- [GIVEN PROBLEM] Transcribe the material verbatim in full; the pictures do not belong in the copy.
━━ INPUT RECORDS
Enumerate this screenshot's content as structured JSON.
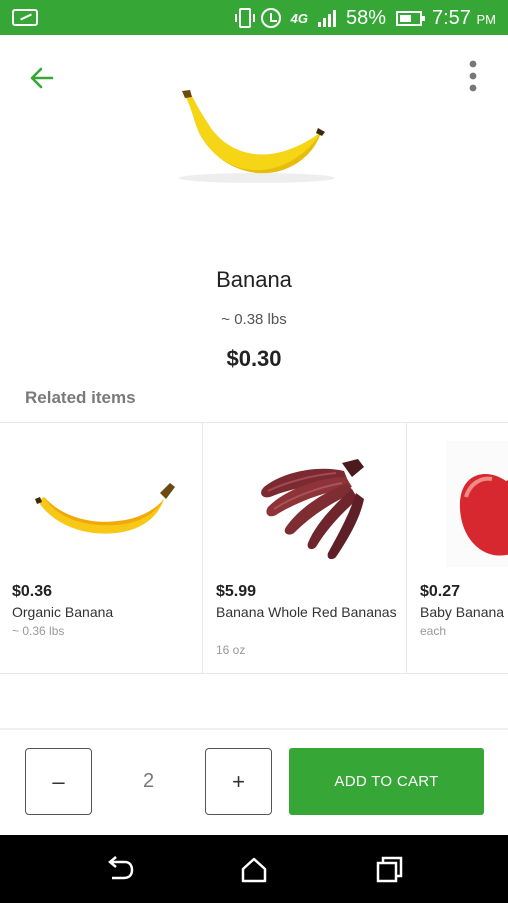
{
  "status_bar": {
    "network": "4G",
    "battery_percent": "58%",
    "time": "7:57",
    "time_suffix": "PM"
  },
  "header": {
    "back_icon": "arrow-left-icon",
    "more_icon": "more-vertical-icon"
  },
  "product": {
    "name": "Banana",
    "weight": "~ 0.38 lbs",
    "price": "$0.30",
    "image_icon": "banana-image"
  },
  "related": {
    "title": "Related items",
    "items": [
      {
        "price": "$0.36",
        "name": "Organic Banana",
        "unit": "~ 0.36 lbs",
        "image": "banana-image"
      },
      {
        "price": "$5.99",
        "name": "Banana Whole Red Bananas",
        "unit": "16 oz",
        "image": "red-banana-bunch-image"
      },
      {
        "price": "$0.27",
        "name": "Baby Banana",
        "unit": "each",
        "image": "apple-image"
      }
    ]
  },
  "cart": {
    "minus_label": "–",
    "plus_label": "+",
    "quantity": "2",
    "add_label": "ADD TO CART"
  },
  "colors": {
    "brand_green": "#36a737",
    "text_dark": "#222222",
    "text_muted": "#7a7a7a"
  }
}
━━━━
- [REPLY]
Enumerate this screenshot's content as structured JSON.
{
  "status_bar": {
    "network": "4G",
    "battery_percent": "58%",
    "time": "7:57",
    "time_suffix": "PM"
  },
  "header": {
    "back_icon": "arrow-left-icon",
    "more_icon": "more-vertical-icon"
  },
  "product": {
    "name": "Banana",
    "weight": "~ 0.38 lbs",
    "price": "$0.30",
    "image_icon": "banana-image"
  },
  "related": {
    "title": "Related items",
    "items": [
      {
        "price": "$0.36",
        "name": "Organic Banana",
        "unit": "~ 0.36 lbs",
        "image": "banana-image"
      },
      {
        "price": "$5.99",
        "name": "Banana Whole Red Bananas",
        "unit": "16 oz",
        "image": "red-banana-bunch-image"
      },
      {
        "price": "$0.27",
        "name": "Baby Banana",
        "unit": "each",
        "image": "apple-image"
      }
    ]
  },
  "cart": {
    "minus_label": "–",
    "plus_label": "+",
    "quantity": "2",
    "add_label": "ADD TO CART"
  },
  "colors": {
    "brand_green": "#36a737",
    "text_dark": "#222222",
    "text_muted": "#7a7a7a"
  }
}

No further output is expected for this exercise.